Exercise: Output every line of the data exactly as it appears.

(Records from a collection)
※
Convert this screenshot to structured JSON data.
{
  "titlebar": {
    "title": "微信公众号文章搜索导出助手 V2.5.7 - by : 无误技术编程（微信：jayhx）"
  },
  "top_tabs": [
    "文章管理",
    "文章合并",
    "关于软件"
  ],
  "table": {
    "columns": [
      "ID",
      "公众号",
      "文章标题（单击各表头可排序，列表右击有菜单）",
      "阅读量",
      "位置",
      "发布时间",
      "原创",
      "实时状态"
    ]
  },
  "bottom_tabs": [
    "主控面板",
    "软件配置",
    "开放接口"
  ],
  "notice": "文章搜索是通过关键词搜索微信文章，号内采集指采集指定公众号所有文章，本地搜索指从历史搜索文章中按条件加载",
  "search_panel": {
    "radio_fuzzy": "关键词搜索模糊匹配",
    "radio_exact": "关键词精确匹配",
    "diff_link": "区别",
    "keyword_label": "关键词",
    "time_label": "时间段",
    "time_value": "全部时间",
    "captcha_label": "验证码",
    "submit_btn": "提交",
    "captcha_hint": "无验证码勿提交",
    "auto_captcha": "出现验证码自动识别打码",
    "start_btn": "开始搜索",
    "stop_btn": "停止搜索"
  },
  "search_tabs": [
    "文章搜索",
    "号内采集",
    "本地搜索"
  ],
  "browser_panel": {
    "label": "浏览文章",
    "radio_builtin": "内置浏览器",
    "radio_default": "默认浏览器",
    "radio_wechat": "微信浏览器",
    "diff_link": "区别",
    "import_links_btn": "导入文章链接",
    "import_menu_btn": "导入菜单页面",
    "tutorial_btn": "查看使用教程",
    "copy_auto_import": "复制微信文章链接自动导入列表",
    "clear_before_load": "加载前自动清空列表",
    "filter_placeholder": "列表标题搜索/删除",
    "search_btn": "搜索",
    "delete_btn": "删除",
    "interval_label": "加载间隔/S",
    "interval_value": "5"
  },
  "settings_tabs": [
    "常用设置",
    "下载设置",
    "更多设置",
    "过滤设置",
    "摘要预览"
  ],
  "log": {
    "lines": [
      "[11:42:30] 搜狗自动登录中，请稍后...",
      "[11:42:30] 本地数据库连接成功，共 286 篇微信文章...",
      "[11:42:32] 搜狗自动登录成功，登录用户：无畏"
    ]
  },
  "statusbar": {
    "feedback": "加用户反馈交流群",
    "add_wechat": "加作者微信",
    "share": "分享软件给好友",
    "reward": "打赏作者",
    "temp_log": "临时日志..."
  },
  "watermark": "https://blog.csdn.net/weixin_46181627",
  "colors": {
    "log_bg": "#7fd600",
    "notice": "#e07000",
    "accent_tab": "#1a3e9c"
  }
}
※
Answer to this exercise:
Convert this screenshot to structured JSON data.
{
  "titlebar": {
    "title": "微信公众号文章搜索导出助手 V2.5.7 - by : 无误技术编程（微信：jayhx）"
  },
  "top_tabs": [
    "文章管理",
    "文章合并",
    "关于软件"
  ],
  "table": {
    "columns": [
      "ID",
      "公众号",
      "文章标题（单击各表头可排序，列表右击有菜单）",
      "阅读量",
      "位置",
      "发布时间",
      "原创",
      "实时状态"
    ]
  },
  "bottom_tabs": [
    "主控面板",
    "软件配置",
    "开放接口"
  ],
  "notice": "文章搜索是通过关键词搜索微信文章，号内采集指采集指定公众号所有文章，本地搜索指从历史搜索文章中按条件加载",
  "search_panel": {
    "radio_fuzzy": "关键词搜索模糊匹配",
    "radio_exact": "关键词精确匹配",
    "diff_link": "区别",
    "keyword_label": "关键词",
    "time_label": "时间段",
    "time_value": "全部时间",
    "captcha_label": "验证码",
    "submit_btn": "提交",
    "captcha_hint": "无验证码勿提交",
    "auto_captcha": "出现验证码自动识别打码",
    "start_btn": "开始搜索",
    "stop_btn": "停止搜索"
  },
  "search_tabs": [
    "文章搜索",
    "号内采集",
    "本地搜索"
  ],
  "browser_panel": {
    "label": "浏览文章",
    "radio_builtin": "内置浏览器",
    "radio_default": "默认浏览器",
    "radio_wechat": "微信浏览器",
    "diff_link": "区别",
    "import_links_btn": "导入文章链接",
    "import_menu_btn": "导入菜单页面",
    "tutorial_btn": "查看使用教程",
    "copy_auto_import": "复制微信文章链接自动导入列表",
    "clear_before_load": "加载前自动清空列表",
    "filter_placeholder": "列表标题搜索/删除",
    "search_btn": "搜索",
    "delete_btn": "删除",
    "interval_label": "加载间隔/S",
    "interval_value": "5"
  },
  "settings_tabs": [
    "常用设置",
    "下载设置",
    "更多设置",
    "过滤设置",
    "摘要预览"
  ],
  "log": {
    "lines": [
      "[11:42:30] 搜狗自动登录中，请稍后...",
      "[11:42:30] 本地数据库连接成功，共 286 篇微信文章...",
      "[11:42:32] 搜狗自动登录成功，登录用户：无畏"
    ]
  },
  "statusbar": {
    "feedback": "加用户反馈交流群",
    "add_wechat": "加作者微信",
    "share": "分享软件给好友",
    "reward": "打赏作者",
    "temp_log": "临时日志..."
  },
  "watermark": "https://blog.csdn.net/weixin_46181627",
  "colors": {
    "log_bg": "#7fd600",
    "notice": "#e07000",
    "accent_tab": "#1a3e9c"
  }
}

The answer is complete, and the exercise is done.